(Stored data)
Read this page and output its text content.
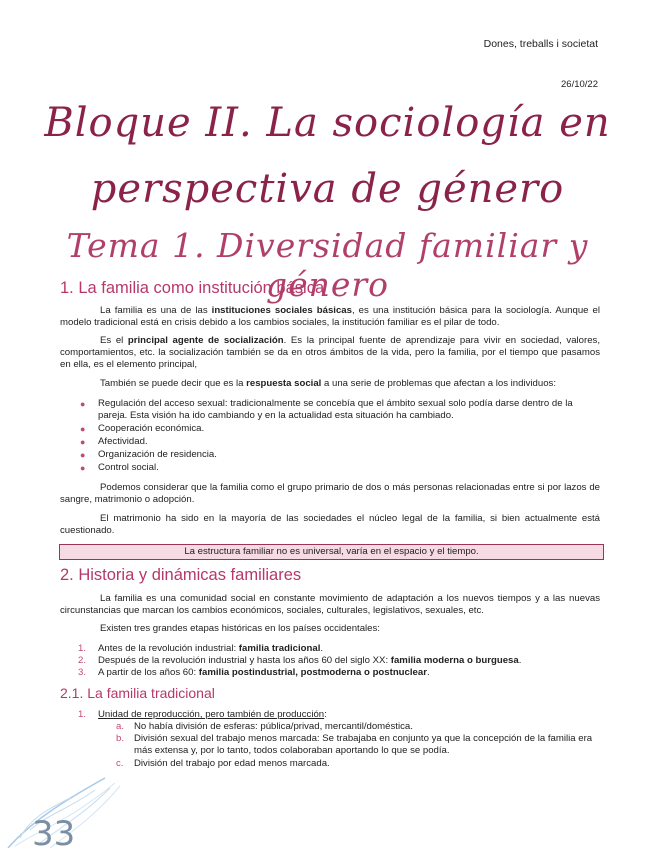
Dones, treballs i societat
26/10/22
Bloque II. La sociología en
perspectiva de género
Tema 1. Diversidad familiar y género
1. La familia como institución básica
La familia es una de las instituciones sociales básicas, es una institución básica para la sociología. Aunque el modelo tradicional está en crisis debido a los cambios sociales, la institución familiar es el pilar de todo.
Es el principal agente de socialización. Es la principal fuente de aprendizaje para vivir en sociedad, valores, comportamientos, etc. la socialización también se da en otros ámbitos de la vida, pero la familia, por el tiempo que pasamos en ella, es el elemento principal,
También se puede decir que es la respuesta social a una serie de problemas que afectan a los individuos:
● Regulación del acceso sexual: tradicionalmente se concebía que el ámbito sexual solo podía darse dentro de la pareja. Esta visión ha ido cambiando y en la actualidad esta situación ha cambiado.
● Cooperación económica.
● Afectividad.
● Organización de residencia.
● Control social.
Podemos considerar que la familia como el grupo primario de dos o más personas relacionadas entre si por lazos de sangre, matrimonio o adopción.
El matrimonio ha sido en la mayoría de las sociedades el núcleo legal de la familia, si bien actualmente está cuestionado.
La estructura familiar no es universal, varía en el espacio y el tiempo.
2. Historia y dinámicas familiares
La familia es una comunidad social en constante movimiento de adaptación a los nuevos tiempos y a las nuevas circunstancias que marcan los cambios económicos, sociales, culturales, legislativos, sexuales, etc.
Existen tres grandes etapas históricas en los países occidentales:
1. Antes de la revolución industrial: familia tradicional.
2. Después de la revolución industrial y hasta los años 60 del siglo XX: familia moderna o burguesa.
3. A partir de los años 60: familia postindustrial, postmoderna o postnuclear.
2.1. La familia tradicional
1. Unidad de reproducción, pero también de producción:
a. No había división de esferas: pública/privad, mercantil/doméstica.
b. División sexual del trabajo menos marcada: Se trabajaba en conjunto ya que la concepción de la familia era más extensa y, por lo tanto, todos colaboraban aportando lo que se podía.
c. División del trabajo por edad menos marcada.
33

▶ **EXERCISE PROMPT**
Within the data above, pick out all lines holding the word "menos".

▶ **RESPONSE BELOW**
b. División sexual del trabajo menos marcada: Se trabajaba en conjunto ya que la concepción de la familia era más extensa y, por lo tanto, todos colaboraban aportando lo que se podía.
c. División del trabajo por edad menos marcada.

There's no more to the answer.